Scan the data beneath this task and copy each line that includes "Output".

# Start of DATA IN THIS EXERCISE

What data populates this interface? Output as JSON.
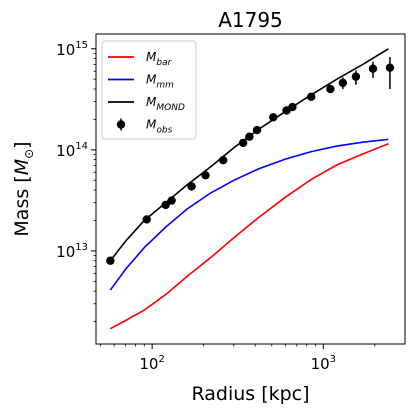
{
  "chart_data": {
    "type": "line",
    "title": "A1795",
    "xlabel": "Radius [kpc]",
    "ylabel_main": "Mass [",
    "ylabel_sym": "M",
    "ylabel_sub": "⊙",
    "ylabel_end": "]",
    "xscale": "log",
    "yscale": "log",
    "xlim": [
      47,
      3000
    ],
    "ylim": [
      1200000000000.0,
      1400000000000000.0
    ],
    "grid": false,
    "legend_position": "top-left",
    "x_ticks": [
      {
        "value": 100,
        "base": "10",
        "exp": "2"
      },
      {
        "value": 1000,
        "base": "10",
        "exp": "3"
      }
    ],
    "y_ticks": [
      {
        "value": 10000000000000.0,
        "base": "10",
        "exp": "13"
      },
      {
        "value": 100000000000000.0,
        "base": "10",
        "exp": "14"
      },
      {
        "value": 1000000000000000.0,
        "base": "10",
        "exp": "15"
      }
    ],
    "series": [
      {
        "name": "M_bar",
        "label_main": "M",
        "label_sub": "bar",
        "color": "#ff0000",
        "style": "line",
        "x": [
          57,
          70,
          90,
          120,
          160,
          220,
          300,
          420,
          600,
          850,
          1200,
          1700,
          2400
        ],
        "y": [
          1700000000000.0,
          2050000000000.0,
          2600000000000.0,
          3700000000000.0,
          5600000000000.0,
          8600000000000.0,
          13500000000000.0,
          21500000000000.0,
          34000000000000.0,
          51000000000000.0,
          71000000000000.0,
          91000000000000.0,
          115000000000000.0
        ]
      },
      {
        "name": "M_mm",
        "label_main": "M",
        "label_sub": "mm",
        "color": "#0000ff",
        "style": "line",
        "x": [
          57,
          70,
          90,
          120,
          160,
          220,
          300,
          420,
          600,
          850,
          1200,
          1700,
          2400
        ],
        "y": [
          4100000000000.0,
          6600000000000.0,
          10800000000000.0,
          17200000000000.0,
          26000000000000.0,
          37500000000000.0,
          50000000000000.0,
          65000000000000.0,
          81000000000000.0,
          96000000000000.0,
          109000000000000.0,
          119000000000000.0,
          127000000000000.0
        ]
      },
      {
        "name": "M_MOND",
        "label_main": "M",
        "label_sub": "MOND",
        "color": "#000000",
        "style": "line",
        "x": [
          57,
          70,
          90,
          120,
          160,
          220,
          300,
          420,
          600,
          850,
          1200,
          1700,
          2400
        ],
        "y": [
          8000000000000.0,
          12500000000000.0,
          20000000000000.0,
          30000000000000.0,
          45000000000000.0,
          68000000000000.0,
          105000000000000.0,
          160000000000000.0,
          240000000000000.0,
          350000000000000.0,
          500000000000000.0,
          700000000000000.0,
          1000000000000000.0
        ]
      },
      {
        "name": "M_obs",
        "label_main": "M",
        "label_sub": "obs",
        "color": "#000000",
        "style": "errorbar",
        "x": [
          57,
          93,
          120,
          130,
          170,
          205,
          260,
          340,
          370,
          410,
          510,
          610,
          660,
          850,
          1100,
          1300,
          1550,
          1950,
          2450
        ],
        "y": [
          8000000000000.0,
          20500000000000.0,
          28500000000000.0,
          31500000000000.0,
          43500000000000.0,
          56000000000000.0,
          79000000000000.0,
          117000000000000.0,
          135000000000000.0,
          157000000000000.0,
          210000000000000.0,
          245000000000000.0,
          265000000000000.0,
          335000000000000.0,
          400000000000000.0,
          460000000000000.0,
          530000000000000.0,
          635000000000000.0,
          650000000000000.0
        ],
        "yerr_low": [
          0,
          0,
          0,
          0,
          0,
          0,
          0,
          0,
          0,
          0,
          0,
          0,
          0,
          0,
          0,
          60000000000000.0,
          90000000000000.0,
          120000000000000.0,
          250000000000000.0
        ],
        "yerr_high": [
          0,
          0,
          0,
          0,
          0,
          0,
          0,
          0,
          0,
          0,
          0,
          0,
          0,
          0,
          0,
          60000000000000.0,
          80000000000000.0,
          110000000000000.0,
          180000000000000.0
        ]
      }
    ]
  }
}
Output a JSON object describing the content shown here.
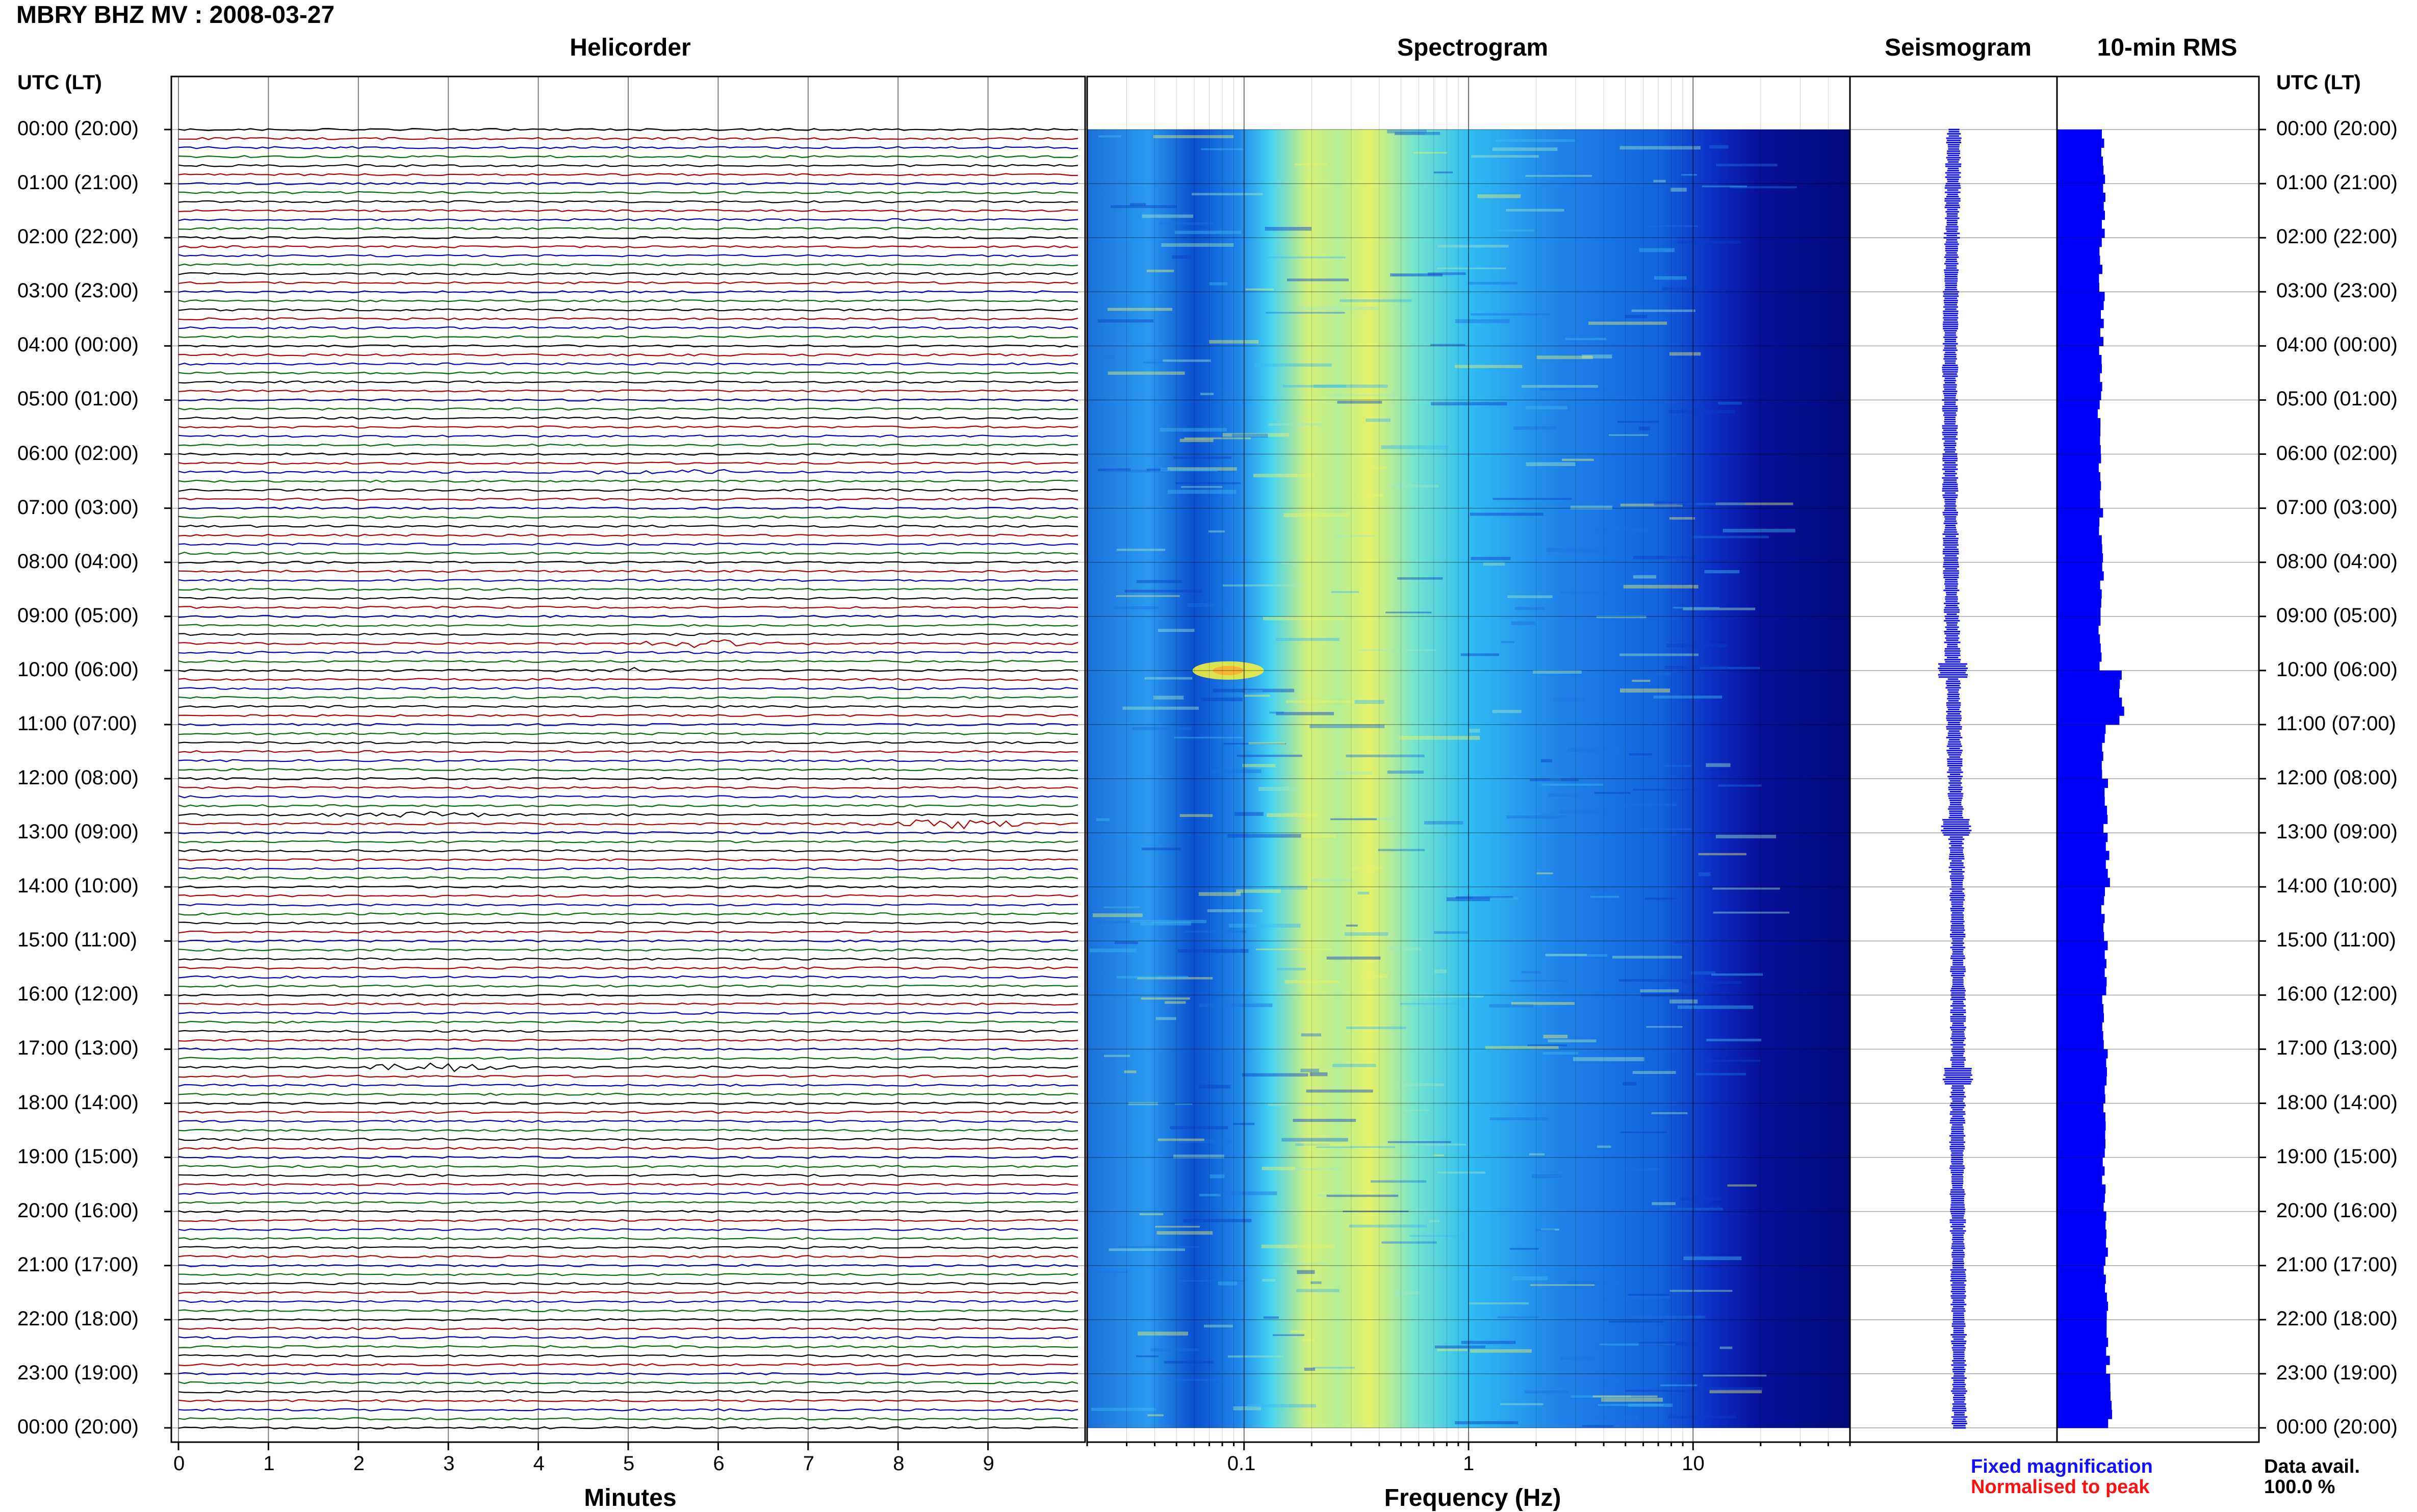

# End of DATA IN THIS EXERCISE

## [FULL ANSWER]
What data populates this interface? Output as JSON.
Output a JSON object describing the content shown here.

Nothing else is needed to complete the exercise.